EXERCISE OBJECTIVE
Pull each line containing "user" out of the data and copy it.

=====

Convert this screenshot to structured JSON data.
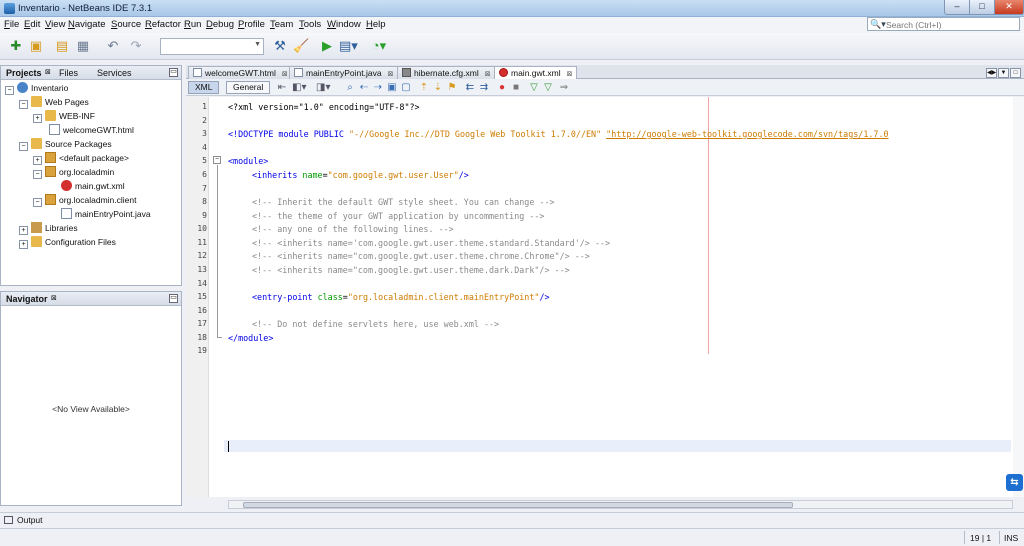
{
  "window": {
    "title": "Inventario - NetBeans IDE 7.3.1",
    "min": "–",
    "max": "□",
    "close": "✕"
  },
  "menu": [
    "File",
    "Edit",
    "View",
    "Navigate",
    "Source",
    "Refactor",
    "Run",
    "Debug",
    "Profile",
    "Team",
    "Tools",
    "Window",
    "Help"
  ],
  "search": {
    "placeholder": "Search (Ctrl+I)"
  },
  "toolbar": {
    "config_value": ""
  },
  "projects_panel": {
    "tabs": [
      "Projects",
      "Files",
      "Services"
    ],
    "tree": [
      {
        "label": "Inventario",
        "icon": "project-icon",
        "expand": "−"
      },
      {
        "label": "Web Pages",
        "icon": "folder-icon",
        "expand": "−"
      },
      {
        "label": "WEB-INF",
        "icon": "folder-icon",
        "expand": "+"
      },
      {
        "label": "welcomeGWT.html",
        "icon": "html-file-icon",
        "expand": ""
      },
      {
        "label": "Source Packages",
        "icon": "folder-icon",
        "expand": "−"
      },
      {
        "label": "<default package>",
        "icon": "package-icon",
        "expand": "+"
      },
      {
        "label": "org.localadmin",
        "icon": "package-icon",
        "expand": "−"
      },
      {
        "label": "main.gwt.xml",
        "icon": "gwt-xml-icon",
        "expand": ""
      },
      {
        "label": "org.localadmin.client",
        "icon": "package-icon",
        "expand": "−"
      },
      {
        "label": "mainEntryPoint.java",
        "icon": "java-file-icon",
        "expand": ""
      },
      {
        "label": "Libraries",
        "icon": "library-icon",
        "expand": "+"
      },
      {
        "label": "Configuration Files",
        "icon": "folder-icon",
        "expand": "+"
      }
    ]
  },
  "navigator_panel": {
    "title": "Navigator",
    "empty_text": "<No View Available>"
  },
  "editor_tabs": [
    {
      "label": "welcomeGWT.html",
      "active": false
    },
    {
      "label": "mainEntryPoint.java",
      "active": false
    },
    {
      "label": "hibernate.cfg.xml",
      "active": false
    },
    {
      "label": "main.gwt.xml",
      "active": true
    }
  ],
  "editor_views": [
    "XML",
    "General"
  ],
  "editor": {
    "line_numbers": [
      "1",
      "2",
      "3",
      "4",
      "5",
      "6",
      "7",
      "8",
      "9",
      "10",
      "11",
      "12",
      "13",
      "14",
      "15",
      "16",
      "17",
      "18",
      "19"
    ],
    "lines": {
      "l1": "<?xml version=\"1.0\" encoding=\"UTF-8\"?>",
      "l3_a": "<!DOCTYPE module PUBLIC ",
      "l3_b": "\"-//Google Inc.//DTD Google Web Toolkit 1.7.0//EN\"",
      "l3_c": "\"http://google-web-toolkit.googlecode.com/svn/tags/1.7.0",
      "l5": "<module>",
      "l6_a": "<inherits ",
      "l6_b": "name",
      "l6_c": "=",
      "l6_d": "\"com.google.gwt.user.User\"",
      "l6_e": "/>",
      "l8": "<!-- Inherit the default GWT style sheet. You can change -->",
      "l9": "<!-- the theme of your GWT application by uncommenting -->",
      "l10": "<!-- any one of the following lines. -->",
      "l11": "<!-- <inherits name='com.google.gwt.user.theme.standard.Standard'/> -->",
      "l12": "<!-- <inherits name=\"com.google.gwt.user.theme.chrome.Chrome\"/> -->",
      "l13": "<!-- <inherits name=\"com.google.gwt.user.theme.dark.Dark\"/> -->",
      "l15_a": "<entry-point ",
      "l15_b": "class",
      "l15_c": "=",
      "l15_d": "\"org.localadmin.client.mainEntryPoint\"",
      "l15_e": "/>",
      "l17": "<!-- Do not define servlets here, use web.xml -->",
      "l18": "</module>"
    }
  },
  "output": {
    "label": "Output"
  },
  "status": {
    "position": "19 | 1",
    "mode": "INS"
  }
}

=====

THE REPLY
      "l6_d": "\"com.google.gwt.user.User\"",
      "l11": "<!-- <inherits name='com.google.gwt.user.theme.standard.Standard'/> -->",
      "l12": "<!-- <inherits name=\"com.google.gwt.user.theme.chrome.Chrome\"/> -->",
      "l13": "<!-- <inherits name=\"com.google.gwt.user.theme.dark.Dark\"/> -->",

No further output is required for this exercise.